The entries below contain pictures. Retype everything except those pictures, exactly as given.

== MATERIAL PROVIDED ==

BEGIN

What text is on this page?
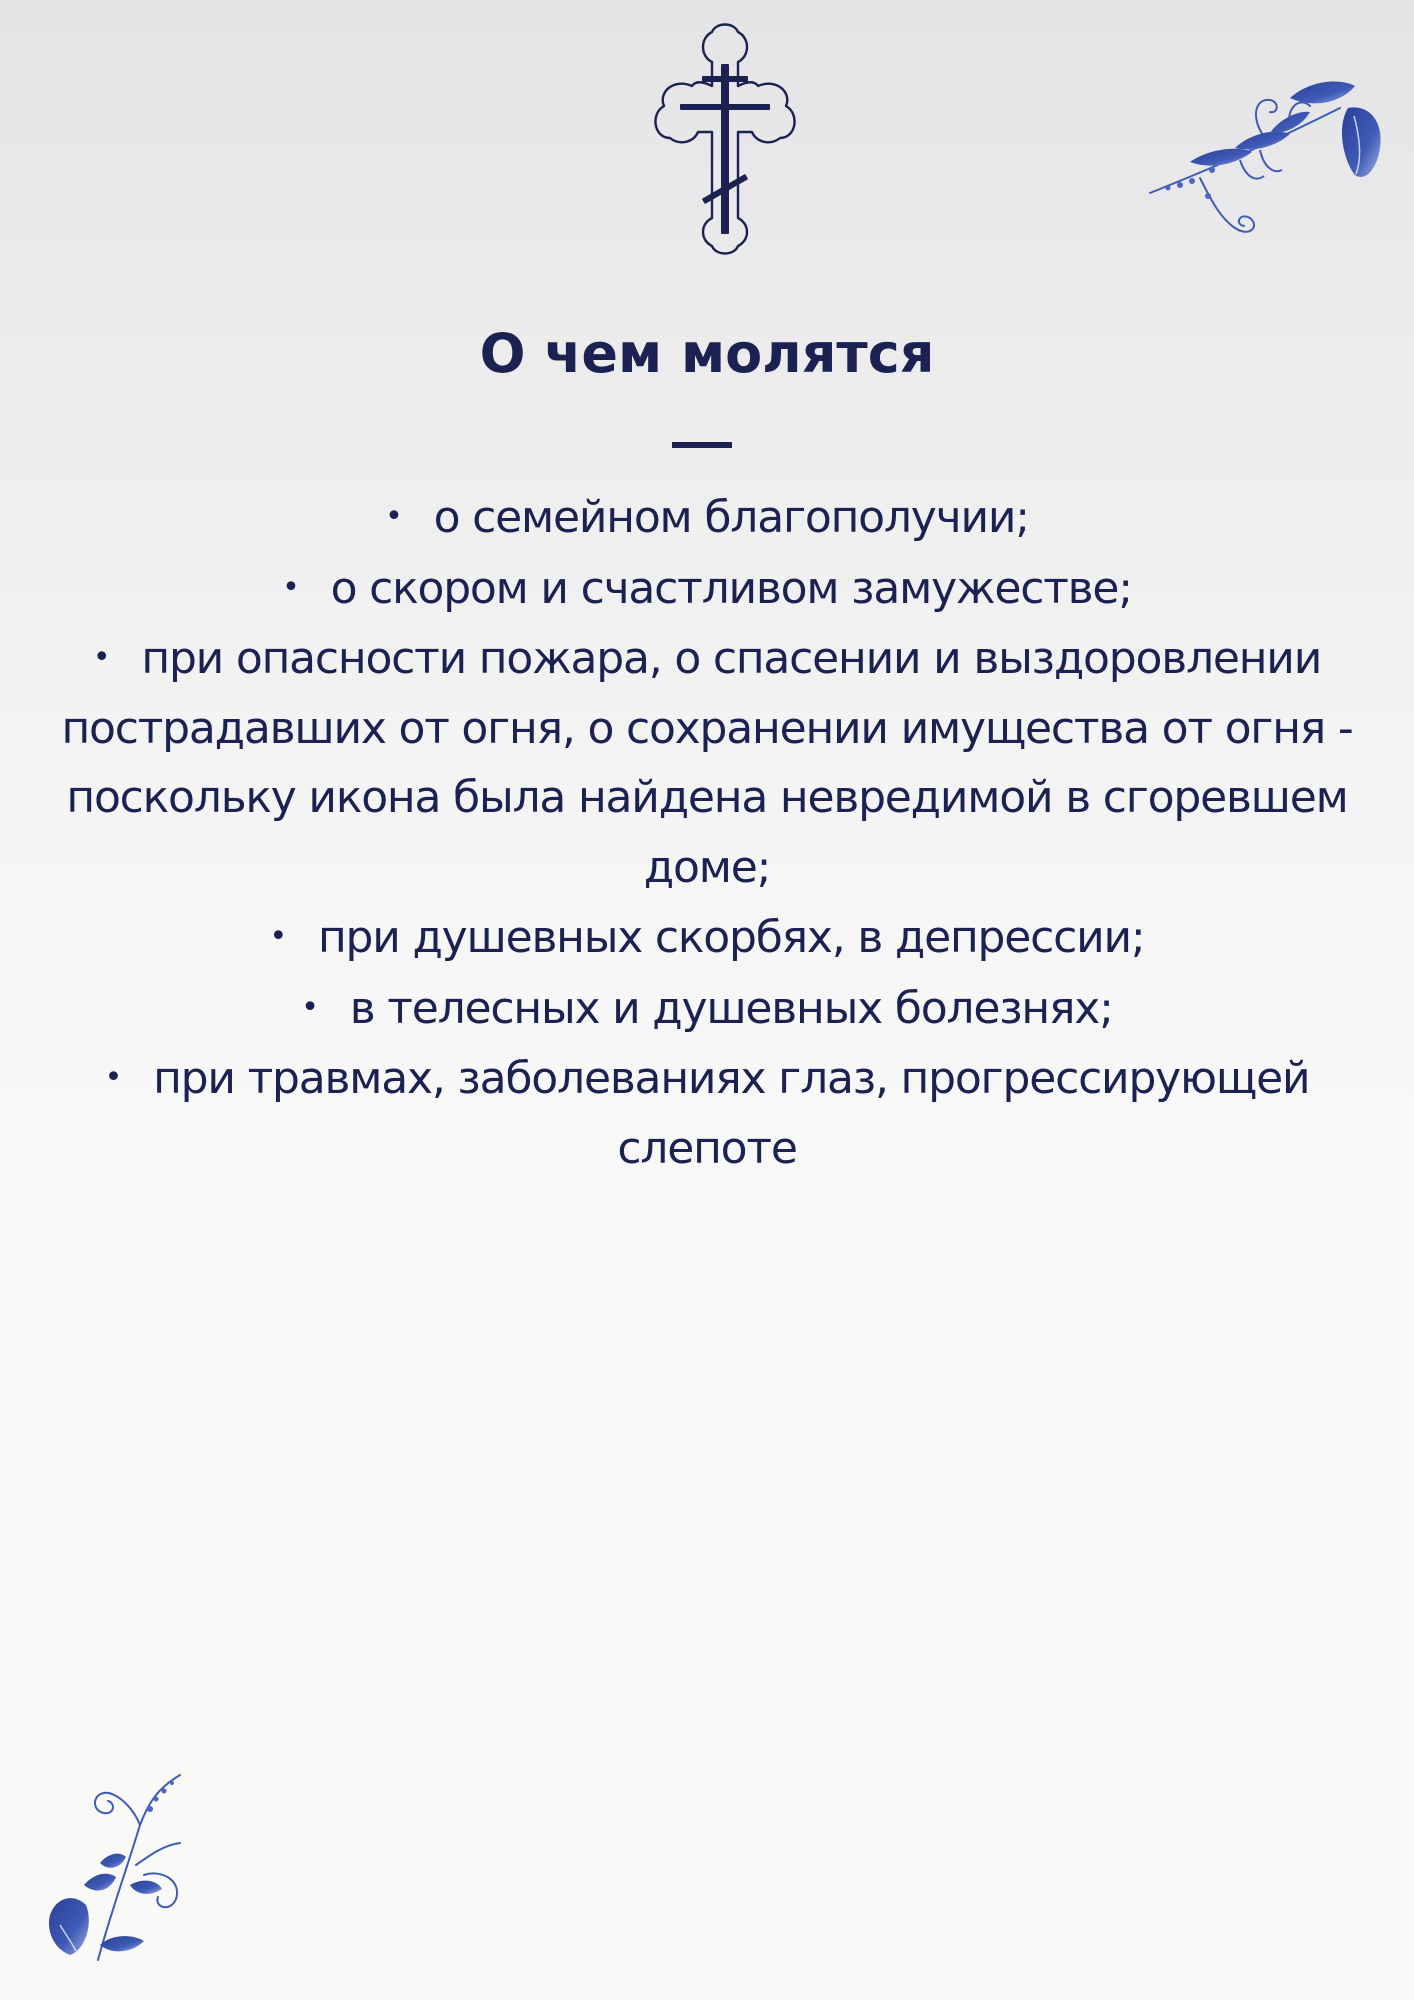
О чем молятся
• о семейном благополучии;
• о скором и счастливом замужестве;
• при опасности пожара, о спасении и выздоровлении пострадавших от огня, о сохранении имущества от огня - поскольку икона была найдена невредимой в сгоревшем доме;
• при душевных скорбях, в депрессии;
• в телесных и душевных болезнях;
• при травмах, заболеваниях глаз, прогрессирующей слепоте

END

== ANSWER TO THIS PROBLEM ==
What text is on this page?
О чем молятся
• о семейном благополучии;
• о скором и счастливом замужестве;
• при опасности пожара, о спасении и выздоровлении пострадавших от огня, о сохранении имущества от огня - поскольку икона была найдена невредимой в сгоревшем доме;
• при душевных скорбях, в депрессии;
• в телесных и душевных болезнях;
• при травмах, заболеваниях глаз, прогрессирующей слепоте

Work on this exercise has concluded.